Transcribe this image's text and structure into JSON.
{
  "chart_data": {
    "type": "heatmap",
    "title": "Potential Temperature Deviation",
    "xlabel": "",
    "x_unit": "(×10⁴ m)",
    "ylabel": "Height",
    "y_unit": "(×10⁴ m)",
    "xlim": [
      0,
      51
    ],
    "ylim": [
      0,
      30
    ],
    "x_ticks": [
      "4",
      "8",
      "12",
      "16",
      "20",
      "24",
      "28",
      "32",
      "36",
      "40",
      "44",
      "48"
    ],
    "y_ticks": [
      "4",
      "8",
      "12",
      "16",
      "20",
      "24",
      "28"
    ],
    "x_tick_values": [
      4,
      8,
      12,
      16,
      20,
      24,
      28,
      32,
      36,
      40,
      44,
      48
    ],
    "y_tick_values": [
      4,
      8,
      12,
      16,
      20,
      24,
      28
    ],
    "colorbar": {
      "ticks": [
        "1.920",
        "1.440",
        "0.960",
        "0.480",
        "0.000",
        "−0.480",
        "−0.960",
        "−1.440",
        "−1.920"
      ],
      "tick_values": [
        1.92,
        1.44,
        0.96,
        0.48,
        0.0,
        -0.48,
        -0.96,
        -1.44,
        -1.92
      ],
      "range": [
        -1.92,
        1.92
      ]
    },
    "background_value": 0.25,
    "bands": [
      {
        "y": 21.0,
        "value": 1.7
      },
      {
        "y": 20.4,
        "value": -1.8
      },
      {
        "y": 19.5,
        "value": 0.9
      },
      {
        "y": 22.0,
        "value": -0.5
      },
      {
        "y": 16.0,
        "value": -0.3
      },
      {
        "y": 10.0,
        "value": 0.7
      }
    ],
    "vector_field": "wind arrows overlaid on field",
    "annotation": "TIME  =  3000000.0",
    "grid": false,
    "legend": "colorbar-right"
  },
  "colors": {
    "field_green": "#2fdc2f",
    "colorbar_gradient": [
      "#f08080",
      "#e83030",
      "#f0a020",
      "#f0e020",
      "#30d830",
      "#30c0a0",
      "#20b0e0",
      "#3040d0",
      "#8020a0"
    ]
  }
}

= = =

[Description of the task]
Take the listing above and write it out again exactly.

[Solution below]
Transcribe this image's text and structure into JSON.
{
  "chart_data": {
    "type": "heatmap",
    "title": "Potential Temperature Deviation",
    "xlabel": "",
    "x_unit": "(×10⁴ m)",
    "ylabel": "Height",
    "y_unit": "(×10⁴ m)",
    "xlim": [
      0,
      51
    ],
    "ylim": [
      0,
      30
    ],
    "x_ticks": [
      "4",
      "8",
      "12",
      "16",
      "20",
      "24",
      "28",
      "32",
      "36",
      "40",
      "44",
      "48"
    ],
    "y_ticks": [
      "4",
      "8",
      "12",
      "16",
      "20",
      "24",
      "28"
    ],
    "x_tick_values": [
      4,
      8,
      12,
      16,
      20,
      24,
      28,
      32,
      36,
      40,
      44,
      48
    ],
    "y_tick_values": [
      4,
      8,
      12,
      16,
      20,
      24,
      28
    ],
    "colorbar": {
      "ticks": [
        "1.920",
        "1.440",
        "0.960",
        "0.480",
        "0.000",
        "−0.480",
        "−0.960",
        "−1.440",
        "−1.920"
      ],
      "tick_values": [
        1.92,
        1.44,
        0.96,
        0.48,
        0.0,
        -0.48,
        -0.96,
        -1.44,
        -1.92
      ],
      "range": [
        -1.92,
        1.92
      ]
    },
    "background_value": 0.25,
    "bands": [
      {
        "y": 21.0,
        "value": 1.7
      },
      {
        "y": 20.4,
        "value": -1.8
      },
      {
        "y": 19.5,
        "value": 0.9
      },
      {
        "y": 22.0,
        "value": -0.5
      },
      {
        "y": 16.0,
        "value": -0.3
      },
      {
        "y": 10.0,
        "value": 0.7
      }
    ],
    "vector_field": "wind arrows overlaid on field",
    "annotation": "TIME  =  3000000.0",
    "grid": false,
    "legend": "colorbar-right"
  },
  "colors": {
    "field_green": "#2fdc2f",
    "colorbar_gradient": [
      "#f08080",
      "#e83030",
      "#f0a020",
      "#f0e020",
      "#30d830",
      "#30c0a0",
      "#20b0e0",
      "#3040d0",
      "#8020a0"
    ]
  }
}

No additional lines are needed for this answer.